>>>

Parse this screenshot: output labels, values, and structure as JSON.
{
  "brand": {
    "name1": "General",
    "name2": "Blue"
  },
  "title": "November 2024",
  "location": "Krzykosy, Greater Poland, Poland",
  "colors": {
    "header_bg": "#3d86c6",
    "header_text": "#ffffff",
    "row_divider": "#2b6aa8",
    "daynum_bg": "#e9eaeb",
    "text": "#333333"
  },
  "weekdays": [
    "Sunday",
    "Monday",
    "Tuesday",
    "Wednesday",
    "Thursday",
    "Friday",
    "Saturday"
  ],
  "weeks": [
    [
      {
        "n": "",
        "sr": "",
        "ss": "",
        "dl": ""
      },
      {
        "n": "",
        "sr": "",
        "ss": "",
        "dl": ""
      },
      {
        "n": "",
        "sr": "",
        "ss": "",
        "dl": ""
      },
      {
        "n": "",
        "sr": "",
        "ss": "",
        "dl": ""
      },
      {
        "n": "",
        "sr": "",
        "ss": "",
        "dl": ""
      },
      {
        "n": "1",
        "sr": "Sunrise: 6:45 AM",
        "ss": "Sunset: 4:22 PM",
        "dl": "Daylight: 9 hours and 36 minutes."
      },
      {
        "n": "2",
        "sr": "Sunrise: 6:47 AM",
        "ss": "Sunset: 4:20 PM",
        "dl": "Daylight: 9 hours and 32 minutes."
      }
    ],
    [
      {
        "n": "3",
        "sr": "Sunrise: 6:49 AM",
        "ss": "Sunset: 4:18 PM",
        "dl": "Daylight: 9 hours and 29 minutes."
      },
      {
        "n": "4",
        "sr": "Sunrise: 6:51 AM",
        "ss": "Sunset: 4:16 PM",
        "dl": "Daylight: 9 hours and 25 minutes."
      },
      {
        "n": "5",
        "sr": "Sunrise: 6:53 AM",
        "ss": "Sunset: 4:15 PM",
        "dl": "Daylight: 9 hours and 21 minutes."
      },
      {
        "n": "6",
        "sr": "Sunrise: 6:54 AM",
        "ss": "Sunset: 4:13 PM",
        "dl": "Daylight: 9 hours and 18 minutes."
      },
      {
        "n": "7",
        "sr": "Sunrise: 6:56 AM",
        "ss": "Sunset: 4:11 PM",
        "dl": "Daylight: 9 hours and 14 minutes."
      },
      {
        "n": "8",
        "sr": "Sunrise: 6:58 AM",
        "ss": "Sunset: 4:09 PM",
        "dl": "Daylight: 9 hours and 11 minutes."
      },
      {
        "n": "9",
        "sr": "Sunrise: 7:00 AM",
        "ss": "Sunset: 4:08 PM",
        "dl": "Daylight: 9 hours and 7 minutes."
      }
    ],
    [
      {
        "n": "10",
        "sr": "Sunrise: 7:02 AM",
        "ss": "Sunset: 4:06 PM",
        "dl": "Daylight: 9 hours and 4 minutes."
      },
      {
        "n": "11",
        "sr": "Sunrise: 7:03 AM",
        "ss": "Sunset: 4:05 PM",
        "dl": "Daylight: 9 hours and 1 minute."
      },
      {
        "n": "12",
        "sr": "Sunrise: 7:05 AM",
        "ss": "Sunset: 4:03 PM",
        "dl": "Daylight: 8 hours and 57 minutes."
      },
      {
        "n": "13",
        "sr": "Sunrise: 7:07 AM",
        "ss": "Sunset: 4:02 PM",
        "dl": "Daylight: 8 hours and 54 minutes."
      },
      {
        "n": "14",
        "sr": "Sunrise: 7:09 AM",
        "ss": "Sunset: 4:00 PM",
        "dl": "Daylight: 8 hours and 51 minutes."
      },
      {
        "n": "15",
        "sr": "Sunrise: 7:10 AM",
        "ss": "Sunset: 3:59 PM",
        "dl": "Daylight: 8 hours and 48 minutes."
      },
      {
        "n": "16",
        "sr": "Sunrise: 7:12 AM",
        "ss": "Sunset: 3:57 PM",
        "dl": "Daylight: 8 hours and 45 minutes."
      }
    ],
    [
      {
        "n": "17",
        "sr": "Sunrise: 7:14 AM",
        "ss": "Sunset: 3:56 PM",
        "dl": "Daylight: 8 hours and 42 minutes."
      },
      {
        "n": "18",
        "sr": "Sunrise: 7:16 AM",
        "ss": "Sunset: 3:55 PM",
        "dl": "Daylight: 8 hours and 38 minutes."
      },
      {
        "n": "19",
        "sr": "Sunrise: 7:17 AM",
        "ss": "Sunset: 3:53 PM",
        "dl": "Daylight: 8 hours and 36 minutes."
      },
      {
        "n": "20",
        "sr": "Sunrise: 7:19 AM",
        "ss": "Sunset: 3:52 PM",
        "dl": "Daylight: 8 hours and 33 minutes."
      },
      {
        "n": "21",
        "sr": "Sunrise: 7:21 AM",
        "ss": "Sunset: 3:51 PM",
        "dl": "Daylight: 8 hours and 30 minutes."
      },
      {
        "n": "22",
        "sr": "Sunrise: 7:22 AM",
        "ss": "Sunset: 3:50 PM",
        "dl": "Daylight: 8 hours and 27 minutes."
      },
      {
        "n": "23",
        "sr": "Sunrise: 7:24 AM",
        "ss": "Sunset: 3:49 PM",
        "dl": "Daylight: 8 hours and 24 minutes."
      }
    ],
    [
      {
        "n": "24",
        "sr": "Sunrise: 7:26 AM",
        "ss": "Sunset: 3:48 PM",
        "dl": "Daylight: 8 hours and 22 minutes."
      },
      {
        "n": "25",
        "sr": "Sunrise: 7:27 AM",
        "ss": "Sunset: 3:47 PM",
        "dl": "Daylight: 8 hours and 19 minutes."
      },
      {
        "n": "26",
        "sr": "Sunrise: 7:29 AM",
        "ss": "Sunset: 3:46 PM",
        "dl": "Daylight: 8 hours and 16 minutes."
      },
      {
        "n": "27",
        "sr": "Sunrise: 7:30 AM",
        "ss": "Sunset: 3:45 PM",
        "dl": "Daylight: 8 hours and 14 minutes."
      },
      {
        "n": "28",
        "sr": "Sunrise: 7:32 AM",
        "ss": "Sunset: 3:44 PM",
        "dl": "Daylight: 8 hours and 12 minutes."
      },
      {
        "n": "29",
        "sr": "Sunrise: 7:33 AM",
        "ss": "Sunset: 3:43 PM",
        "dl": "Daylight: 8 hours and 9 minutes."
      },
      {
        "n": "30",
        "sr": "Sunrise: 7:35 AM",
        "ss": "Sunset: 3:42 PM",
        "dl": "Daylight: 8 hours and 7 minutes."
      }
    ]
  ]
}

<<<

Output all preceding records character for character.

Parse this screenshot: output labels, values, and structure as JSON.
{
  "brand": {
    "name1": "General",
    "name2": "Blue"
  },
  "title": "November 2024",
  "location": "Krzykosy, Greater Poland, Poland",
  "colors": {
    "header_bg": "#3d86c6",
    "header_text": "#ffffff",
    "row_divider": "#2b6aa8",
    "daynum_bg": "#e9eaeb",
    "text": "#333333"
  },
  "weekdays": [
    "Sunday",
    "Monday",
    "Tuesday",
    "Wednesday",
    "Thursday",
    "Friday",
    "Saturday"
  ],
  "weeks": [
    [
      {
        "n": "",
        "sr": "",
        "ss": "",
        "dl": ""
      },
      {
        "n": "",
        "sr": "",
        "ss": "",
        "dl": ""
      },
      {
        "n": "",
        "sr": "",
        "ss": "",
        "dl": ""
      },
      {
        "n": "",
        "sr": "",
        "ss": "",
        "dl": ""
      },
      {
        "n": "",
        "sr": "",
        "ss": "",
        "dl": ""
      },
      {
        "n": "1",
        "sr": "Sunrise: 6:45 AM",
        "ss": "Sunset: 4:22 PM",
        "dl": "Daylight: 9 hours and 36 minutes."
      },
      {
        "n": "2",
        "sr": "Sunrise: 6:47 AM",
        "ss": "Sunset: 4:20 PM",
        "dl": "Daylight: 9 hours and 32 minutes."
      }
    ],
    [
      {
        "n": "3",
        "sr": "Sunrise: 6:49 AM",
        "ss": "Sunset: 4:18 PM",
        "dl": "Daylight: 9 hours and 29 minutes."
      },
      {
        "n": "4",
        "sr": "Sunrise: 6:51 AM",
        "ss": "Sunset: 4:16 PM",
        "dl": "Daylight: 9 hours and 25 minutes."
      },
      {
        "n": "5",
        "sr": "Sunrise: 6:53 AM",
        "ss": "Sunset: 4:15 PM",
        "dl": "Daylight: 9 hours and 21 minutes."
      },
      {
        "n": "6",
        "sr": "Sunrise: 6:54 AM",
        "ss": "Sunset: 4:13 PM",
        "dl": "Daylight: 9 hours and 18 minutes."
      },
      {
        "n": "7",
        "sr": "Sunrise: 6:56 AM",
        "ss": "Sunset: 4:11 PM",
        "dl": "Daylight: 9 hours and 14 minutes."
      },
      {
        "n": "8",
        "sr": "Sunrise: 6:58 AM",
        "ss": "Sunset: 4:09 PM",
        "dl": "Daylight: 9 hours and 11 minutes."
      },
      {
        "n": "9",
        "sr": "Sunrise: 7:00 AM",
        "ss": "Sunset: 4:08 PM",
        "dl": "Daylight: 9 hours and 7 minutes."
      }
    ],
    [
      {
        "n": "10",
        "sr": "Sunrise: 7:02 AM",
        "ss": "Sunset: 4:06 PM",
        "dl": "Daylight: 9 hours and 4 minutes."
      },
      {
        "n": "11",
        "sr": "Sunrise: 7:03 AM",
        "ss": "Sunset: 4:05 PM",
        "dl": "Daylight: 9 hours and 1 minute."
      },
      {
        "n": "12",
        "sr": "Sunrise: 7:05 AM",
        "ss": "Sunset: 4:03 PM",
        "dl": "Daylight: 8 hours and 57 minutes."
      },
      {
        "n": "13",
        "sr": "Sunrise: 7:07 AM",
        "ss": "Sunset: 4:02 PM",
        "dl": "Daylight: 8 hours and 54 minutes."
      },
      {
        "n": "14",
        "sr": "Sunrise: 7:09 AM",
        "ss": "Sunset: 4:00 PM",
        "dl": "Daylight: 8 hours and 51 minutes."
      },
      {
        "n": "15",
        "sr": "Sunrise: 7:10 AM",
        "ss": "Sunset: 3:59 PM",
        "dl": "Daylight: 8 hours and 48 minutes."
      },
      {
        "n": "16",
        "sr": "Sunrise: 7:12 AM",
        "ss": "Sunset: 3:57 PM",
        "dl": "Daylight: 8 hours and 45 minutes."
      }
    ],
    [
      {
        "n": "17",
        "sr": "Sunrise: 7:14 AM",
        "ss": "Sunset: 3:56 PM",
        "dl": "Daylight: 8 hours and 42 minutes."
      },
      {
        "n": "18",
        "sr": "Sunrise: 7:16 AM",
        "ss": "Sunset: 3:55 PM",
        "dl": "Daylight: 8 hours and 38 minutes."
      },
      {
        "n": "19",
        "sr": "Sunrise: 7:17 AM",
        "ss": "Sunset: 3:53 PM",
        "dl": "Daylight: 8 hours and 36 minutes."
      },
      {
        "n": "20",
        "sr": "Sunrise: 7:19 AM",
        "ss": "Sunset: 3:52 PM",
        "dl": "Daylight: 8 hours and 33 minutes."
      },
      {
        "n": "21",
        "sr": "Sunrise: 7:21 AM",
        "ss": "Sunset: 3:51 PM",
        "dl": "Daylight: 8 hours and 30 minutes."
      },
      {
        "n": "22",
        "sr": "Sunrise: 7:22 AM",
        "ss": "Sunset: 3:50 PM",
        "dl": "Daylight: 8 hours and 27 minutes."
      },
      {
        "n": "23",
        "sr": "Sunrise: 7:24 AM",
        "ss": "Sunset: 3:49 PM",
        "dl": "Daylight: 8 hours and 24 minutes."
      }
    ],
    [
      {
        "n": "24",
        "sr": "Sunrise: 7:26 AM",
        "ss": "Sunset: 3:48 PM",
        "dl": "Daylight: 8 hours and 22 minutes."
      },
      {
        "n": "25",
        "sr": "Sunrise: 7:27 AM",
        "ss": "Sunset: 3:47 PM",
        "dl": "Daylight: 8 hours and 19 minutes."
      },
      {
        "n": "26",
        "sr": "Sunrise: 7:29 AM",
        "ss": "Sunset: 3:46 PM",
        "dl": "Daylight: 8 hours and 16 minutes."
      },
      {
        "n": "27",
        "sr": "Sunrise: 7:30 AM",
        "ss": "Sunset: 3:45 PM",
        "dl": "Daylight: 8 hours and 14 minutes."
      },
      {
        "n": "28",
        "sr": "Sunrise: 7:32 AM",
        "ss": "Sunset: 3:44 PM",
        "dl": "Daylight: 8 hours and 12 minutes."
      },
      {
        "n": "29",
        "sr": "Sunrise: 7:33 AM",
        "ss": "Sunset: 3:43 PM",
        "dl": "Daylight: 8 hours and 9 minutes."
      },
      {
        "n": "30",
        "sr": "Sunrise: 7:35 AM",
        "ss": "Sunset: 3:42 PM",
        "dl": "Daylight: 8 hours and 7 minutes."
      }
    ]
  ]
}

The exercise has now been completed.